* **SET TASK**:
Return all lines where the word "Apron" can be found.
## begin
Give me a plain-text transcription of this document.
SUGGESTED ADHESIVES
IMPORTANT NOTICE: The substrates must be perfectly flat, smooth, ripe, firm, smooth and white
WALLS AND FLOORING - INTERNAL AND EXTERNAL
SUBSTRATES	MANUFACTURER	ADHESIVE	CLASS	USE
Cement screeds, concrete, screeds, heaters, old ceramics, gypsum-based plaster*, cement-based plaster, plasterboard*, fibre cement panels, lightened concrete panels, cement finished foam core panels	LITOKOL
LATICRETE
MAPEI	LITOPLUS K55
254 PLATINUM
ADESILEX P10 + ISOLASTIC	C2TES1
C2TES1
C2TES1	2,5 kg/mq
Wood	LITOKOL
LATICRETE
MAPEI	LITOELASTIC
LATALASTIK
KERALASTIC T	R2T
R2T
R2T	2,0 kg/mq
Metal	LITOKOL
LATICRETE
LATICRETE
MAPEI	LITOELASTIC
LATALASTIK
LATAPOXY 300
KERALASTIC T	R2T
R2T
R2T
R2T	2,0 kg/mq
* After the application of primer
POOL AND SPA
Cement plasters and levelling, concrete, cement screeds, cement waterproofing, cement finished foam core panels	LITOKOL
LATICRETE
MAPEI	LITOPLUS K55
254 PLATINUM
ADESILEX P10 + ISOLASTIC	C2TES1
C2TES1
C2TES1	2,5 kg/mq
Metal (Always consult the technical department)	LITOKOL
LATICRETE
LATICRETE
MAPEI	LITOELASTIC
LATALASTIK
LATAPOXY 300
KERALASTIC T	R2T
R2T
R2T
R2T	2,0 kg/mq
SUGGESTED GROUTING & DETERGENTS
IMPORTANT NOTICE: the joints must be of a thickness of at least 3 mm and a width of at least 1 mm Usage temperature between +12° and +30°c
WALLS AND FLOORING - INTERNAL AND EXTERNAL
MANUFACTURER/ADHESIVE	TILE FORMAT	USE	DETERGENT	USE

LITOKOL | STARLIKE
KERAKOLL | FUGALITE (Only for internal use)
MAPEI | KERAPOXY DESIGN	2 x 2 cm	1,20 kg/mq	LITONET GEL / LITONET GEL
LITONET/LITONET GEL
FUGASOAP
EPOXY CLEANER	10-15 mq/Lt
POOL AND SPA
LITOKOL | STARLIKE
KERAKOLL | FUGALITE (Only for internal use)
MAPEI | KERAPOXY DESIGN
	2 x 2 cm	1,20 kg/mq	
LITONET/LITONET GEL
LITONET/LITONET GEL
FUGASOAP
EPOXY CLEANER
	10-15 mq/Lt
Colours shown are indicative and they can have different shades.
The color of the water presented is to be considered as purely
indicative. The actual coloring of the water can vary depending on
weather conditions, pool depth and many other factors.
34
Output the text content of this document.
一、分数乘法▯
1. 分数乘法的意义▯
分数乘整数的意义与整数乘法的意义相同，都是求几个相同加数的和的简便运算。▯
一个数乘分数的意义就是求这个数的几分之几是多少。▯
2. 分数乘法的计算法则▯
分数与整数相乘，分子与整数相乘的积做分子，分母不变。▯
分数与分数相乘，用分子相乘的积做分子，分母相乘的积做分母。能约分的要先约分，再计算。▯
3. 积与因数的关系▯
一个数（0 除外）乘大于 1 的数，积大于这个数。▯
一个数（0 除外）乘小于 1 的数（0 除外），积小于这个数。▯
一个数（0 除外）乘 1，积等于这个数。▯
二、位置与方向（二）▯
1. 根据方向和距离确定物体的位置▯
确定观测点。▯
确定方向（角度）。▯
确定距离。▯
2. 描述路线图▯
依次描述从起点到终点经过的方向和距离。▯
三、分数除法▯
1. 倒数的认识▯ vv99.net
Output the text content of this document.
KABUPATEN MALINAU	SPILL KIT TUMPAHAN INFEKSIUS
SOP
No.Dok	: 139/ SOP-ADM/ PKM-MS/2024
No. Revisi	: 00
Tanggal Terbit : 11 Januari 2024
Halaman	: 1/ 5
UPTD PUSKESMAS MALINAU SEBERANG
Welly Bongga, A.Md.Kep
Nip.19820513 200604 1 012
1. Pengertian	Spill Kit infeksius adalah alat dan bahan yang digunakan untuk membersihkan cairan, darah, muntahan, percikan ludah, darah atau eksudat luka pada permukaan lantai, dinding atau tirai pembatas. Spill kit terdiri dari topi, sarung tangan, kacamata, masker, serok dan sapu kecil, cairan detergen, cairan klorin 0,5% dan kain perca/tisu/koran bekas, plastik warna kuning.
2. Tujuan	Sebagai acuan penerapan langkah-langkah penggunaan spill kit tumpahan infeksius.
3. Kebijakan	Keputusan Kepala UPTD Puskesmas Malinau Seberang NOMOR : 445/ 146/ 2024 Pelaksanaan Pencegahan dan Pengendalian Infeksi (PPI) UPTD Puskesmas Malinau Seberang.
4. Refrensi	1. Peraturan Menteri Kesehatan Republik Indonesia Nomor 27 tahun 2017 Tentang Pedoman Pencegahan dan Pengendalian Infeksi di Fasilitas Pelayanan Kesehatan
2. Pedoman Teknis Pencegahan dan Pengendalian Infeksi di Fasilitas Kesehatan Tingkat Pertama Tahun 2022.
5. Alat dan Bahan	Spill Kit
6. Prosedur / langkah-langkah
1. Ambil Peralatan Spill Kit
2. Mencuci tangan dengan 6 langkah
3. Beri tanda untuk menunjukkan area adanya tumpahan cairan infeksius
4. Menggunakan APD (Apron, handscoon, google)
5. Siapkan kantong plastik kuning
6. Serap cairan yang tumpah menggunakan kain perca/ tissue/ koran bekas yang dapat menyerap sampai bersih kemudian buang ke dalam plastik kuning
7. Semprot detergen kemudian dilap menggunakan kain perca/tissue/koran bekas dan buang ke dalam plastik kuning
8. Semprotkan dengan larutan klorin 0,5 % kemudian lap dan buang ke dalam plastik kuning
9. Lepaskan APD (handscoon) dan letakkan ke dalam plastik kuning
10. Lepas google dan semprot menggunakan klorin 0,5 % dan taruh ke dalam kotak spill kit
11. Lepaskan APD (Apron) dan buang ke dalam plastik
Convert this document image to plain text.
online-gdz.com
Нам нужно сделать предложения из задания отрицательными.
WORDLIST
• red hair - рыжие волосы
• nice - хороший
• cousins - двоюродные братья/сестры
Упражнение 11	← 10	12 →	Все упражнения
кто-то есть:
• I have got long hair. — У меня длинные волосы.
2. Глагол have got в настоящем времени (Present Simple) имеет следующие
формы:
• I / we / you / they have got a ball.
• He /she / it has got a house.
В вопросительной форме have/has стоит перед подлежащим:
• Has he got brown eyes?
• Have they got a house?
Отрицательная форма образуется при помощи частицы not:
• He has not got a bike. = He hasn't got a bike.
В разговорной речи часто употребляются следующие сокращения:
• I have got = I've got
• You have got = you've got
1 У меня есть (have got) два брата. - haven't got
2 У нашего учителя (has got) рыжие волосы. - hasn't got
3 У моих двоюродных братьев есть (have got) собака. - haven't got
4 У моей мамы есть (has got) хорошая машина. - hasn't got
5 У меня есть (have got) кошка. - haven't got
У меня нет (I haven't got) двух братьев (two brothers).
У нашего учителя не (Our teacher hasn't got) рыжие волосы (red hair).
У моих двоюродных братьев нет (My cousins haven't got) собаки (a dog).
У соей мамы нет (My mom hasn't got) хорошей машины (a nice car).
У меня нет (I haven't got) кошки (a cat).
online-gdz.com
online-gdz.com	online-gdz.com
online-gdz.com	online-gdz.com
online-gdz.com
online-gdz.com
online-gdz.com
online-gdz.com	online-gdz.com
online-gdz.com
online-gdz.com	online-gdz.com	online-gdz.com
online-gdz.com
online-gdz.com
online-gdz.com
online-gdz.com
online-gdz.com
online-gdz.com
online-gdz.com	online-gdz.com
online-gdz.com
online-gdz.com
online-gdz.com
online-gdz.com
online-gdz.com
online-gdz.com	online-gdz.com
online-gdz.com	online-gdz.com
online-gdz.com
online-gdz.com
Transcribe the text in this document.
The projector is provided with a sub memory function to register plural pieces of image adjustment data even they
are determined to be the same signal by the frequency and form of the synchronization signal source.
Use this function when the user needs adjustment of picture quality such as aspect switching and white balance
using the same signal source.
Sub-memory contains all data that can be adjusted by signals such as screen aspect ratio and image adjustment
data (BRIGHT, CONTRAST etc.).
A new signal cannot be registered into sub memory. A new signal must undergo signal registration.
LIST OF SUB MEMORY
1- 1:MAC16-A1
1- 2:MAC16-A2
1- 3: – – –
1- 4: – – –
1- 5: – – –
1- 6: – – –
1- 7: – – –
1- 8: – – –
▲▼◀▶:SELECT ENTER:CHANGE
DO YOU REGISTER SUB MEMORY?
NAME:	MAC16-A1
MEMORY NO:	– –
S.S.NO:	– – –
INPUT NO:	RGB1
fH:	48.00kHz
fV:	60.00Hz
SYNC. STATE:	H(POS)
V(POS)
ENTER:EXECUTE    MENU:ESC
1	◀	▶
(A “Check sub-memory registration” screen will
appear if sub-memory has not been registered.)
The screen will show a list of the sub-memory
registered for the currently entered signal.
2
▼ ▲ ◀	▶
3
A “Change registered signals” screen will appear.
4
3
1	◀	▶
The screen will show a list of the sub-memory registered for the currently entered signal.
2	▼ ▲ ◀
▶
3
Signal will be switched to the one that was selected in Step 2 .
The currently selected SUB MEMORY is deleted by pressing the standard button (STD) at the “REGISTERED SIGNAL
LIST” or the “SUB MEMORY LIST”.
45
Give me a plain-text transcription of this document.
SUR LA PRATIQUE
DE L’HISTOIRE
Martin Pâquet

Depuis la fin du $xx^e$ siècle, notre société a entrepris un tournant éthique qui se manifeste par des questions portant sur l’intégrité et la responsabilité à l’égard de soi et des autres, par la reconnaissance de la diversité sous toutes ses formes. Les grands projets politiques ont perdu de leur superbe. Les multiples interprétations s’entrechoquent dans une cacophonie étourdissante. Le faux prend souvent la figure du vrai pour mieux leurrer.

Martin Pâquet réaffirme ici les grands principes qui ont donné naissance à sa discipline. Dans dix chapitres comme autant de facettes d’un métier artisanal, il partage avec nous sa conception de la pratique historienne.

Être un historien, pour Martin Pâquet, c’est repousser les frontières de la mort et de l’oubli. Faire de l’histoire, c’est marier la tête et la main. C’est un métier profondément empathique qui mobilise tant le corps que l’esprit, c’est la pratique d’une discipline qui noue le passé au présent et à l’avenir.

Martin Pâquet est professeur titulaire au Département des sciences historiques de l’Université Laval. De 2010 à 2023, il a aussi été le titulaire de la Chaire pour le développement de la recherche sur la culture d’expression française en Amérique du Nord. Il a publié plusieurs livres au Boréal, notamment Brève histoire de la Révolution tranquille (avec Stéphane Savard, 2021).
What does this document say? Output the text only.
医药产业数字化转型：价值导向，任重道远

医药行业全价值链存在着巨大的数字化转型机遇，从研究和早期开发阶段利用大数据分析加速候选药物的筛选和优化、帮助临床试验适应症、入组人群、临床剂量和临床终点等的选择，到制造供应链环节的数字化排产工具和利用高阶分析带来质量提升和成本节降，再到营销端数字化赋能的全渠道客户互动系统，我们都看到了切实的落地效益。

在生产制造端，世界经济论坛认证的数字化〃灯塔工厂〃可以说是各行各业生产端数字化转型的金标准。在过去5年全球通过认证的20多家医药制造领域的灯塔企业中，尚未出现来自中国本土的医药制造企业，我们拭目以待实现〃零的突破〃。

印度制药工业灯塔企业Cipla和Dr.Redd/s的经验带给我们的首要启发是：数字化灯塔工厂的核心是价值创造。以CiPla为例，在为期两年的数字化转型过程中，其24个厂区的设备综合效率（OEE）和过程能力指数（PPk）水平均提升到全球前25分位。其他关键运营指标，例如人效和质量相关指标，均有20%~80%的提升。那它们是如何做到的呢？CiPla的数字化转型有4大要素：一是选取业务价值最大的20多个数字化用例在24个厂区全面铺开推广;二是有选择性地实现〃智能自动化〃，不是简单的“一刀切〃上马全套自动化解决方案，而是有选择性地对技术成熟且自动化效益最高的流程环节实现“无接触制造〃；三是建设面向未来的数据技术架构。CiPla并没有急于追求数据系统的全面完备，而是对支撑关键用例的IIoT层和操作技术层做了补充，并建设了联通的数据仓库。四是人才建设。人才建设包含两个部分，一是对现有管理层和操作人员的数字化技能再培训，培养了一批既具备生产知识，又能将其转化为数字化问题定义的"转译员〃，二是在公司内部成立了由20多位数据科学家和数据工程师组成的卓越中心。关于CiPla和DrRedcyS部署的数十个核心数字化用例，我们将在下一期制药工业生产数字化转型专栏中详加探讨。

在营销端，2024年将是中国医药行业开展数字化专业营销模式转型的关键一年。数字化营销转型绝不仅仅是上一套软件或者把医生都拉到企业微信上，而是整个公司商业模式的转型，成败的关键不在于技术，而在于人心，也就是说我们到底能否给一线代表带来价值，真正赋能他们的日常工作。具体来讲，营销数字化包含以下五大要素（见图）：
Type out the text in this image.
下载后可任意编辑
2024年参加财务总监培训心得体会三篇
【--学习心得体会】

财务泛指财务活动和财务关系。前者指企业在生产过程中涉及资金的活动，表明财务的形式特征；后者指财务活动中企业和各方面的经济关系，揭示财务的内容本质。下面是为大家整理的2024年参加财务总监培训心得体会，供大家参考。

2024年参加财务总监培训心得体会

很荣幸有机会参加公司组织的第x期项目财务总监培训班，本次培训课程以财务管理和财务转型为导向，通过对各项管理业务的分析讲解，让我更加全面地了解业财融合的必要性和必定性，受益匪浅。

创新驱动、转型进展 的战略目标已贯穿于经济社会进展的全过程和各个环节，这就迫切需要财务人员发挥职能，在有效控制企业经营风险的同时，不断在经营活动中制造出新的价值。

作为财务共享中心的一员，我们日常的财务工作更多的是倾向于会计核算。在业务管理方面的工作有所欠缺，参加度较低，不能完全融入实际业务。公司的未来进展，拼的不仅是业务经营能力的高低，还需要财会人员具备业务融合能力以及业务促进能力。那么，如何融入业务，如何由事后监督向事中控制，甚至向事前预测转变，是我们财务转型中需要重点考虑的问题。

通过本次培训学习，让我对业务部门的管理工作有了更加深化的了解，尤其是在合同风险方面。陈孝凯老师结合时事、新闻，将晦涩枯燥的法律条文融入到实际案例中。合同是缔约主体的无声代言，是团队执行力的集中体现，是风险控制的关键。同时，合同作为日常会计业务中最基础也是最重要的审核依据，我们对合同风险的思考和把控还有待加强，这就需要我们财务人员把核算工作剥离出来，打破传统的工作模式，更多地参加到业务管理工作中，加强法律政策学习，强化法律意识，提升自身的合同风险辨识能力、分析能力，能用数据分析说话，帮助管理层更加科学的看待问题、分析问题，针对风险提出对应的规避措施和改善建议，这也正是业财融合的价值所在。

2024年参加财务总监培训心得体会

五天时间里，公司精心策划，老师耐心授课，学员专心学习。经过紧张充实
## end
* **FULL SOLUTION**:
4. Menggunakan APD (Apron, handscoon, google)
11. Lepaskan APD (Apron) dan buang ke dalam plastik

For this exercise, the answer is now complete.